▸ **YOUR OBJECTIVE**: Pick out each line of the records in which the word "upon" appears.
[start of ENTRIES]
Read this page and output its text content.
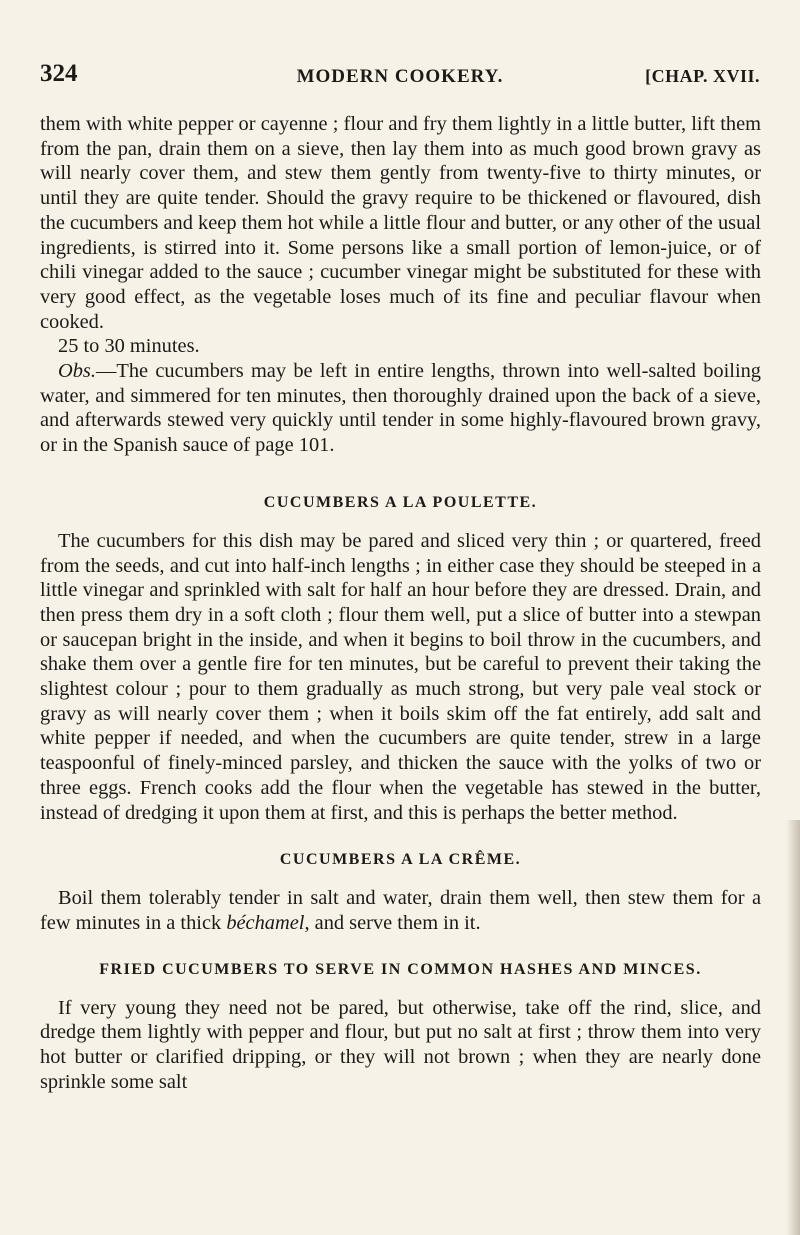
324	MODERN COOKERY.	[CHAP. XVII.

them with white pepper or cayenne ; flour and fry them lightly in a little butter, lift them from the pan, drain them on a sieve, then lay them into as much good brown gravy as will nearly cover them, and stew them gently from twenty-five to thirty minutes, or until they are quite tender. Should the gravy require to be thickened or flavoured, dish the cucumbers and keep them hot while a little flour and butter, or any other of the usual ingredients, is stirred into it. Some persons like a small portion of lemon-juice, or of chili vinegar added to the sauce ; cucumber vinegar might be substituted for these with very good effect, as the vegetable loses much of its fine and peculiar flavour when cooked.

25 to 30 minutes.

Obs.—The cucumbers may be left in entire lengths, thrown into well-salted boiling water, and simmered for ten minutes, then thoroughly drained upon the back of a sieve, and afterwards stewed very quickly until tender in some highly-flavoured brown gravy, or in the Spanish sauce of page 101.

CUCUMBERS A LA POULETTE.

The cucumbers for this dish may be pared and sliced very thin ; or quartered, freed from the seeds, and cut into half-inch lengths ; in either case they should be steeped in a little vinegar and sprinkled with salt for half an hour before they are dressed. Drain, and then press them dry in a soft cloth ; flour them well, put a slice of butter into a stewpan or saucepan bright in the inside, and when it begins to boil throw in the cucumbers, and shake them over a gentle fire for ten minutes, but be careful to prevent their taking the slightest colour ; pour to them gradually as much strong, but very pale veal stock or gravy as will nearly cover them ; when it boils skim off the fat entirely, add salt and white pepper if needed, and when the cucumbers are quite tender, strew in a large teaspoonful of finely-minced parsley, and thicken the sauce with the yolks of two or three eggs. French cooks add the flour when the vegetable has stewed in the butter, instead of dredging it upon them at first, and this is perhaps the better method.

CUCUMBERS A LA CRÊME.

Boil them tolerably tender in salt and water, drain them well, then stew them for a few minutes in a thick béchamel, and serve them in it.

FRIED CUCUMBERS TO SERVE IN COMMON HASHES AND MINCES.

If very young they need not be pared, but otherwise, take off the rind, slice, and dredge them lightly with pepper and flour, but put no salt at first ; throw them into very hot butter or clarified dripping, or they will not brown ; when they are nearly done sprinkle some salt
[end of ENTRIES]
▸ **EXPECTED ANSWER**:
Obs.—The cucumbers may be left in entire lengths, thrown into well-salted boiling water, and simmered for ten minutes, then thoroughly drained upon the back of a sieve, and afterwards stewed very quickly until tender in some highly-flavoured brown gravy, or in the Spanish sauce of page 101.
The cucumbers for this dish may be pared and sliced very thin ; or quartered, freed from the seeds, and cut into half-inch lengths ; in either case they should be steeped in a little vinegar and sprinkled with salt for half an hour before they are dressed. Drain, and then press them dry in a soft cloth ; flour them well, put a slice of butter into a stewpan or saucepan bright in the inside, and when it begins to boil throw in the cucumbers, and shake them over a gentle fire for ten minutes, but be careful to prevent their taking the slightest colour ; pour to them gradually as much strong, but very pale veal stock or gravy as will nearly cover them ; when it boils skim off the fat entirely, add salt and white pepper if needed, and when the cucumbers are quite tender, strew in a large teaspoonful of finely-minced parsley, and thicken the sauce with the yolks of two or three eggs. French cooks add the flour when the vegetable has stewed in the butter, instead of dredging it upon them at first, and this is perhaps the better method.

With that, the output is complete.